Provided records:
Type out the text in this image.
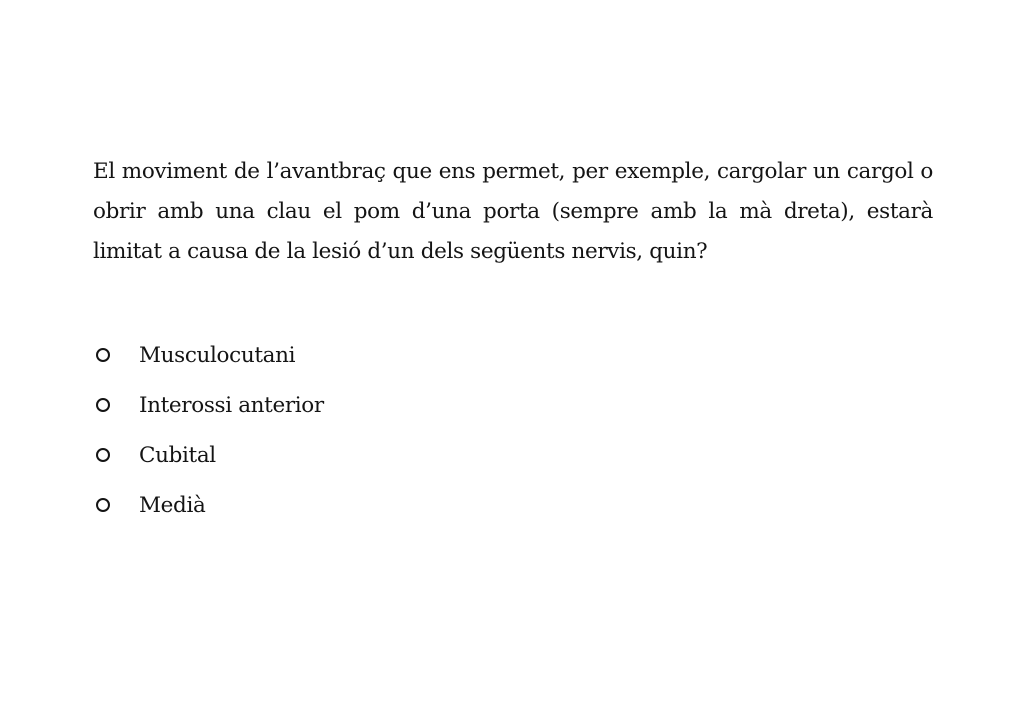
El moviment de l’avantbraç que ens permet, per exemple, cargolar un cargol o obrir amb una clau el pom d’una porta (sempre amb la mà dreta), estarà limitat a causa de la lesió d’un dels següents nervis, quin?

Musculocutani
Interossi anterior
Cubital
Medià
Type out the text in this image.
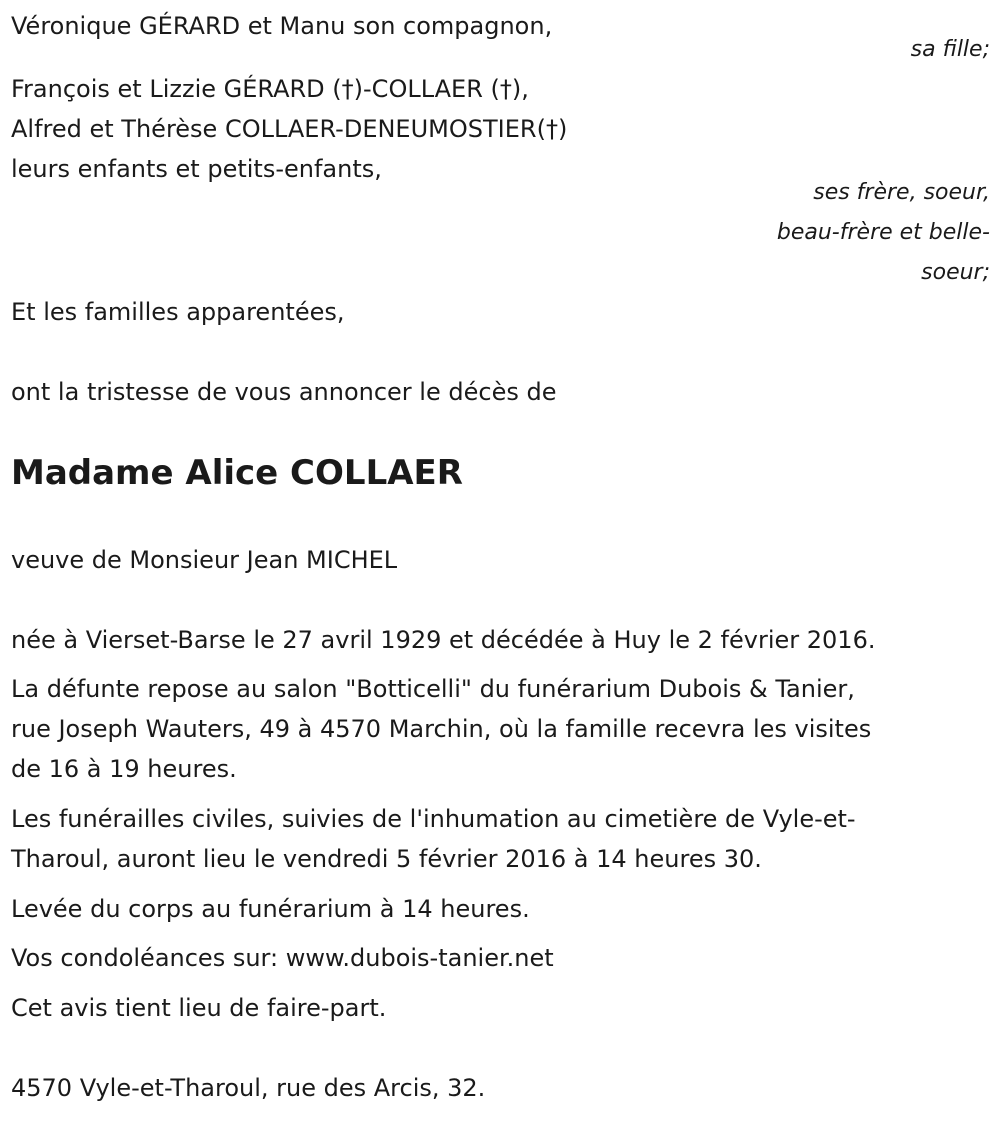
Véronique GÉRARD et Manu son compagnon,

sa fille;

François et Lizzie GÉRARD (†)-COLLAER (†),

Alfred et Thérèse COLLAER-DENEUMOSTIER(†)

leurs enfants et petits-enfants,

ses frère, soeur,

beau-frère et belle-

soeur;

Et les familles apparentées,

ont la tristesse de vous annoncer le décès de

Madame Alice COLLAER

veuve de Monsieur Jean MICHEL

née à Vierset-Barse le 27 avril 1929 et décédée à Huy le 2 février 2016.

La défunte repose au salon "Botticelli" du funérarium Dubois & Tanier,

rue Joseph Wauters, 49 à 4570 Marchin, où la famille recevra les visites

de 16 à 19 heures.

Les funérailles civiles, suivies de l'inhumation au cimetière de Vyle-et-

Tharoul, auront lieu le vendredi 5 février 2016 à 14 heures 30.

Levée du corps au funérarium à 14 heures.

Vos condoléances sur: www.dubois-tanier.net

Cet avis tient lieu de faire-part.

4570 Vyle-et-Tharoul, rue des Arcis, 32.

Written request:
Write out the records above exactly as they stand, leaving out every picture.

Task output:
Type out the text in this image.
El moviment de l’avantbraç que ens permet, per exemple, cargolar un cargol o obrir amb una clau el pom d’una porta (sempre amb la mà dreta), estarà limitat a causa de la lesió d’un dels següents nervis, quin?

Musculocutani
Interossi anterior
Cubital
Medià
Type out the text in this image.
Véronique GÉRARD et Manu son compagnon,

sa fille;

François et Lizzie GÉRARD (†)-COLLAER (†),

Alfred et Thérèse COLLAER-DENEUMOSTIER(†)

leurs enfants et petits-enfants,

ses frère, soeur,

beau-frère et belle-

soeur;

Et les familles apparentées,

ont la tristesse de vous annoncer le décès de

Madame Alice COLLAER

veuve de Monsieur Jean MICHEL

née à Vierset-Barse le 27 avril 1929 et décédée à Huy le 2 février 2016.

La défunte repose au salon "Botticelli" du funérarium Dubois & Tanier,

rue Joseph Wauters, 49 à 4570 Marchin, où la famille recevra les visites

de 16 à 19 heures.

Les funérailles civiles, suivies de l'inhumation au cimetière de Vyle-et-

Tharoul, auront lieu le vendredi 5 février 2016 à 14 heures 30.

Levée du corps au funérarium à 14 heures.

Vos condoléances sur: www.dubois-tanier.net

Cet avis tient lieu de faire-part.

4570 Vyle-et-Tharoul, rue des Arcis, 32.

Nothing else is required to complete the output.